▸ REQUEST:
Quote all of the entries word for word.

▸ DATA FOR THIS TASK:
╭──
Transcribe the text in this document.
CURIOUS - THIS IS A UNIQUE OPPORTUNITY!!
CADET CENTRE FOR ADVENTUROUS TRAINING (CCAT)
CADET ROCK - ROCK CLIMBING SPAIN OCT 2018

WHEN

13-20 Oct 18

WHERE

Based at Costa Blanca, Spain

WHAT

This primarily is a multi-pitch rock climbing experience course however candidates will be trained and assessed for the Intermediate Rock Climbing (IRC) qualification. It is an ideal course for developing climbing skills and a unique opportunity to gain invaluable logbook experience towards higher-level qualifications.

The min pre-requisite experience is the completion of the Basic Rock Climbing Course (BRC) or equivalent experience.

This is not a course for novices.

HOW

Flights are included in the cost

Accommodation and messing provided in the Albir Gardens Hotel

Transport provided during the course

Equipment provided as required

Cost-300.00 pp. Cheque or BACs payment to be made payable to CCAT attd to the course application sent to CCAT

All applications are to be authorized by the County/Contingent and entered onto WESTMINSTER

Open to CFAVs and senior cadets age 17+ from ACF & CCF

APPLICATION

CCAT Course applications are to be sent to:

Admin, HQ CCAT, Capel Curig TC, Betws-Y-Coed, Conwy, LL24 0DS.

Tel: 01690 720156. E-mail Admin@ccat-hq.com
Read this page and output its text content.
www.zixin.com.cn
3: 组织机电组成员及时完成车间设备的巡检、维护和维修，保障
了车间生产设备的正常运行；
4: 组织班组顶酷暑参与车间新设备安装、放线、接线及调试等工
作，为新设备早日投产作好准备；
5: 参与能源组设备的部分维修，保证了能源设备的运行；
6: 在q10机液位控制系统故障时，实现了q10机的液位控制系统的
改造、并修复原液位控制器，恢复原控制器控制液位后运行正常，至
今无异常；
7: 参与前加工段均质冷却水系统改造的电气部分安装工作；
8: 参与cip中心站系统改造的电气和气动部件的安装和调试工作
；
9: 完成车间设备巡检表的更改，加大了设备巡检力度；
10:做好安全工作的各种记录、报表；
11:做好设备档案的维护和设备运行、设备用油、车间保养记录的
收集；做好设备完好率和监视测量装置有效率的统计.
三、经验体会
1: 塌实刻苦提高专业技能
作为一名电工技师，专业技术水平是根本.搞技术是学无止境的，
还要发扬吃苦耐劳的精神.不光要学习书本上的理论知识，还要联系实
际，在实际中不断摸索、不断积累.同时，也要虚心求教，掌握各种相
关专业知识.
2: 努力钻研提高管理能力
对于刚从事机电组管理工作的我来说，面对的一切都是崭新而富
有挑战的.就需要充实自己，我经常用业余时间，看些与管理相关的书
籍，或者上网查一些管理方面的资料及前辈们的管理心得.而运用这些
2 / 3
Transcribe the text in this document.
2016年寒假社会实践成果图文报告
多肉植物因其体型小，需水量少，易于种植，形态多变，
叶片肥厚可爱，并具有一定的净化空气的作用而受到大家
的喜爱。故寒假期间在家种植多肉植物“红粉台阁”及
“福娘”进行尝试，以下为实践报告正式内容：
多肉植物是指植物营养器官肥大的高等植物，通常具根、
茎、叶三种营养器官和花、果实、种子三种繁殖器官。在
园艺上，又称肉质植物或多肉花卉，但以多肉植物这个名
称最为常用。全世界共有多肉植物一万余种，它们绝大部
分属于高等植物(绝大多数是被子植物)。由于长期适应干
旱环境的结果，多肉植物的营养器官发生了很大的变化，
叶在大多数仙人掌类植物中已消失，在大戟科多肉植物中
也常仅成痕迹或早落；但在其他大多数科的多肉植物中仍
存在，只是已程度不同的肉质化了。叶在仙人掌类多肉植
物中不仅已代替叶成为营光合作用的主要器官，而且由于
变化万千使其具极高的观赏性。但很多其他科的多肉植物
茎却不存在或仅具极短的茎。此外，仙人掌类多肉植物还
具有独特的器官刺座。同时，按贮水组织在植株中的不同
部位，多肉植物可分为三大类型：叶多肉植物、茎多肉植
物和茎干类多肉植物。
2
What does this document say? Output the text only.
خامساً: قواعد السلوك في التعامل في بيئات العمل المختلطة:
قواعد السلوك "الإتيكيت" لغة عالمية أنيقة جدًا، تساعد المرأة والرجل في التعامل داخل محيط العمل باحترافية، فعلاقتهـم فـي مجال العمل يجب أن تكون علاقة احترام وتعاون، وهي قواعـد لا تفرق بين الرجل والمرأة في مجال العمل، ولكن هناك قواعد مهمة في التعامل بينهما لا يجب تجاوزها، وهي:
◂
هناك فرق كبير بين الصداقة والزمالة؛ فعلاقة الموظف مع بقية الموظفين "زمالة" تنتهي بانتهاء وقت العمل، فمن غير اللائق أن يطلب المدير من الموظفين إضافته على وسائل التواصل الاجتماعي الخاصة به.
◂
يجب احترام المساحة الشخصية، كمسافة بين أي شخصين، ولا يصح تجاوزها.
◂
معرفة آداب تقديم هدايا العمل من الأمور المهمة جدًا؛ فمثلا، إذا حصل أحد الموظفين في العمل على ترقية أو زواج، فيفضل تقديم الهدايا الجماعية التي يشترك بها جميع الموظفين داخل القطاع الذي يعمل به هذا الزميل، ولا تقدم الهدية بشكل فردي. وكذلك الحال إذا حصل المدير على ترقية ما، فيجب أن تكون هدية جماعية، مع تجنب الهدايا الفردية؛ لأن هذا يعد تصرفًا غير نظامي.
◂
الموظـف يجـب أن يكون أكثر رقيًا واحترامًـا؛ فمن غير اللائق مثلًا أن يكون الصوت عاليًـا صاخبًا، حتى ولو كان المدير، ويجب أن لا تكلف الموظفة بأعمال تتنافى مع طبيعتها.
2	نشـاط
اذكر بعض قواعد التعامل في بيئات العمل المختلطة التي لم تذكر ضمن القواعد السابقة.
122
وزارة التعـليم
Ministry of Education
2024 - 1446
╰──
▸ SOLUTION FOR THIS EXERCISE:
Transcribe the text in this document.
CURIOUS - THIS IS A UNIQUE OPPORTUNITY!!
CADET CENTRE FOR ADVENTUROUS TRAINING (CCAT)
CADET ROCK - ROCK CLIMBING SPAIN OCT 2018

WHEN

13-20 Oct 18

WHERE

Based at Costa Blanca, Spain

WHAT

This primarily is a multi-pitch rock climbing experience course however candidates will be trained and assessed for the Intermediate Rock Climbing (IRC) qualification. It is an ideal course for developing climbing skills and a unique opportunity to gain invaluable logbook experience towards higher-level qualifications.

The min pre-requisite experience is the completion of the Basic Rock Climbing Course (BRC) or equivalent experience.

This is not a course for novices.

HOW

Flights are included in the cost

Accommodation and messing provided in the Albir Gardens Hotel

Transport provided during the course

Equipment provided as required

Cost-300.00 pp. Cheque or BACs payment to be made payable to CCAT attd to the course application sent to CCAT

All applications are to be authorized by the County/Contingent and entered onto WESTMINSTER

Open to CFAVs and senior cadets age 17+ from ACF & CCF

APPLICATION

CCAT Course applications are to be sent to:

Admin, HQ CCAT, Capel Curig TC, Betws-Y-Coed, Conwy, LL24 0DS.

Tel: 01690 720156. E-mail Admin@ccat-hq.com
Read this page and output its text content.
www.zixin.com.cn
3: 组织机电组成员及时完成车间设备的巡检、维护和维修，保障
了车间生产设备的正常运行；
4: 组织班组顶酷暑参与车间新设备安装、放线、接线及调试等工
作，为新设备早日投产作好准备；
5: 参与能源组设备的部分维修，保证了能源设备的运行；
6: 在q10机液位控制系统故障时，实现了q10机的液位控制系统的
改造、并修复原液位控制器，恢复原控制器控制液位后运行正常，至
今无异常；
7: 参与前加工段均质冷却水系统改造的电气部分安装工作；
8: 参与cip中心站系统改造的电气和气动部件的安装和调试工作
；
9: 完成车间设备巡检表的更改，加大了设备巡检力度；
10:做好安全工作的各种记录、报表；
11:做好设备档案的维护和设备运行、设备用油、车间保养记录的
收集；做好设备完好率和监视测量装置有效率的统计.
三、经验体会
1: 塌实刻苦提高专业技能
作为一名电工技师，专业技术水平是根本.搞技术是学无止境的，
还要发扬吃苦耐劳的精神.不光要学习书本上的理论知识，还要联系实
际，在实际中不断摸索、不断积累.同时，也要虚心求教，掌握各种相
关专业知识.
2: 努力钻研提高管理能力
对于刚从事机电组管理工作的我来说，面对的一切都是崭新而富
有挑战的.就需要充实自己，我经常用业余时间，看些与管理相关的书
籍，或者上网查一些管理方面的资料及前辈们的管理心得.而运用这些
2 / 3
Transcribe the text in this document.
2016年寒假社会实践成果图文报告
多肉植物因其体型小，需水量少，易于种植，形态多变，
叶片肥厚可爱，并具有一定的净化空气的作用而受到大家
的喜爱。故寒假期间在家种植多肉植物“红粉台阁”及
“福娘”进行尝试，以下为实践报告正式内容：
多肉植物是指植物营养器官肥大的高等植物，通常具根、
茎、叶三种营养器官和花、果实、种子三种繁殖器官。在
园艺上，又称肉质植物或多肉花卉，但以多肉植物这个名
称最为常用。全世界共有多肉植物一万余种，它们绝大部
分属于高等植物(绝大多数是被子植物)。由于长期适应干
旱环境的结果，多肉植物的营养器官发生了很大的变化，
叶在大多数仙人掌类植物中已消失，在大戟科多肉植物中
也常仅成痕迹或早落；但在其他大多数科的多肉植物中仍
存在，只是已程度不同的肉质化了。叶在仙人掌类多肉植
物中不仅已代替叶成为营光合作用的主要器官，而且由于
变化万千使其具极高的观赏性。但很多其他科的多肉植物
茎却不存在或仅具极短的茎。此外，仙人掌类多肉植物还
具有独特的器官刺座。同时，按贮水组织在植株中的不同
部位，多肉植物可分为三大类型：叶多肉植物、茎多肉植
物和茎干类多肉植物。
2
What does this document say? Output the text only.
خامساً: قواعد السلوك في التعامل في بيئات العمل المختلطة:
قواعد السلوك "الإتيكيت" لغة عالمية أنيقة جدًا، تساعد المرأة والرجل في التعامل داخل محيط العمل باحترافية، فعلاقتهـم فـي مجال العمل يجب أن تكون علاقة احترام وتعاون، وهي قواعـد لا تفرق بين الرجل والمرأة في مجال العمل، ولكن هناك قواعد مهمة في التعامل بينهما لا يجب تجاوزها، وهي:
◂
هناك فرق كبير بين الصداقة والزمالة؛ فعلاقة الموظف مع بقية الموظفين "زمالة" تنتهي بانتهاء وقت العمل، فمن غير اللائق أن يطلب المدير من الموظفين إضافته على وسائل التواصل الاجتماعي الخاصة به.
◂
يجب احترام المساحة الشخصية، كمسافة بين أي شخصين، ولا يصح تجاوزها.
◂
معرفة آداب تقديم هدايا العمل من الأمور المهمة جدًا؛ فمثلا، إذا حصل أحد الموظفين في العمل على ترقية أو زواج، فيفضل تقديم الهدايا الجماعية التي يشترك بها جميع الموظفين داخل القطاع الذي يعمل به هذا الزميل، ولا تقدم الهدية بشكل فردي. وكذلك الحال إذا حصل المدير على ترقية ما، فيجب أن تكون هدية جماعية، مع تجنب الهدايا الفردية؛ لأن هذا يعد تصرفًا غير نظامي.
◂
الموظـف يجـب أن يكون أكثر رقيًا واحترامًـا؛ فمن غير اللائق مثلًا أن يكون الصوت عاليًـا صاخبًا، حتى ولو كان المدير، ويجب أن لا تكلف الموظفة بأعمال تتنافى مع طبيعتها.
2	نشـاط
اذكر بعض قواعد التعامل في بيئات العمل المختلطة التي لم تذكر ضمن القواعد السابقة.
122
وزارة التعـليم
Ministry of Education
2024 - 1446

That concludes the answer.